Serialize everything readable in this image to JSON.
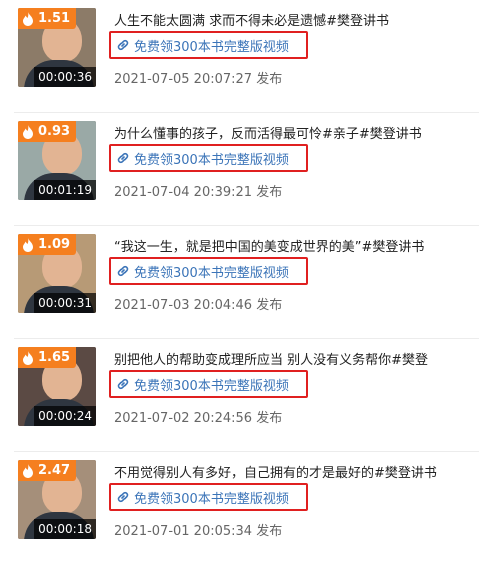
{
  "items": [
    {
      "heat": "1.51",
      "duration": "00:00:36",
      "title": "人生不能太圆满 求而不得未必是遗憾#樊登讲书",
      "link": "免费领300本书完整版视频",
      "date": "2021-07-05 20:07:27 发布",
      "thumb_color": "#8c7b68"
    },
    {
      "heat": "0.93",
      "duration": "00:01:19",
      "title": "为什么懂事的孩子，反而活得最可怜#亲子#樊登讲书",
      "link": "免费领300本书完整版视频",
      "date": "2021-07-04 20:39:21 发布",
      "thumb_color": "#9aa9a6"
    },
    {
      "heat": "1.09",
      "duration": "00:00:31",
      "title": "“我这一生，就是把中国的美变成世界的美”#樊登讲书",
      "link": "免费领300本书完整版视频",
      "date": "2021-07-03 20:04:46 发布",
      "thumb_color": "#b79a76"
    },
    {
      "heat": "1.65",
      "duration": "00:00:24",
      "title": "别把他人的帮助变成理所应当 别人没有义务帮你#樊登",
      "link": "免费领300本书完整版视频",
      "date": "2021-07-02 20:24:56 发布",
      "thumb_color": "#5b4a44"
    },
    {
      "heat": "2.47",
      "duration": "00:00:18",
      "title": "不用觉得别人有多好，自己拥有的才是最好的#樊登讲书",
      "link": "免费领300本书完整版视频",
      "date": "2021-07-01 20:05:34 发布",
      "thumb_color": "#a58f7a"
    }
  ],
  "colors": {
    "badge": "#f57f1f",
    "link": "#3b74b8",
    "highlight_border": "#e02020"
  },
  "icons": {
    "badge": "flame-icon",
    "link": "chain-link-icon"
  }
}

════

TASK PROMPT >> Omit any images, then output the listing exactly.

SOLUTION TO THIS PROBLEM >>
Serialize everything readable in this image to JSON.
{
  "items": [
    {
      "heat": "1.51",
      "duration": "00:00:36",
      "title": "人生不能太圆满 求而不得未必是遗憾#樊登讲书",
      "link": "免费领300本书完整版视频",
      "date": "2021-07-05 20:07:27 发布",
      "thumb_color": "#8c7b68"
    },
    {
      "heat": "0.93",
      "duration": "00:01:19",
      "title": "为什么懂事的孩子，反而活得最可怜#亲子#樊登讲书",
      "link": "免费领300本书完整版视频",
      "date": "2021-07-04 20:39:21 发布",
      "thumb_color": "#9aa9a6"
    },
    {
      "heat": "1.09",
      "duration": "00:00:31",
      "title": "“我这一生，就是把中国的美变成世界的美”#樊登讲书",
      "link": "免费领300本书完整版视频",
      "date": "2021-07-03 20:04:46 发布",
      "thumb_color": "#b79a76"
    },
    {
      "heat": "1.65",
      "duration": "00:00:24",
      "title": "别把他人的帮助变成理所应当 别人没有义务帮你#樊登",
      "link": "免费领300本书完整版视频",
      "date": "2021-07-02 20:24:56 发布",
      "thumb_color": "#5b4a44"
    },
    {
      "heat": "2.47",
      "duration": "00:00:18",
      "title": "不用觉得别人有多好，自己拥有的才是最好的#樊登讲书",
      "link": "免费领300本书完整版视频",
      "date": "2021-07-01 20:05:34 发布",
      "thumb_color": "#a58f7a"
    }
  ],
  "colors": {
    "badge": "#f57f1f",
    "link": "#3b74b8",
    "highlight_border": "#e02020"
  },
  "icons": {
    "badge": "flame-icon",
    "link": "chain-link-icon"
  }
}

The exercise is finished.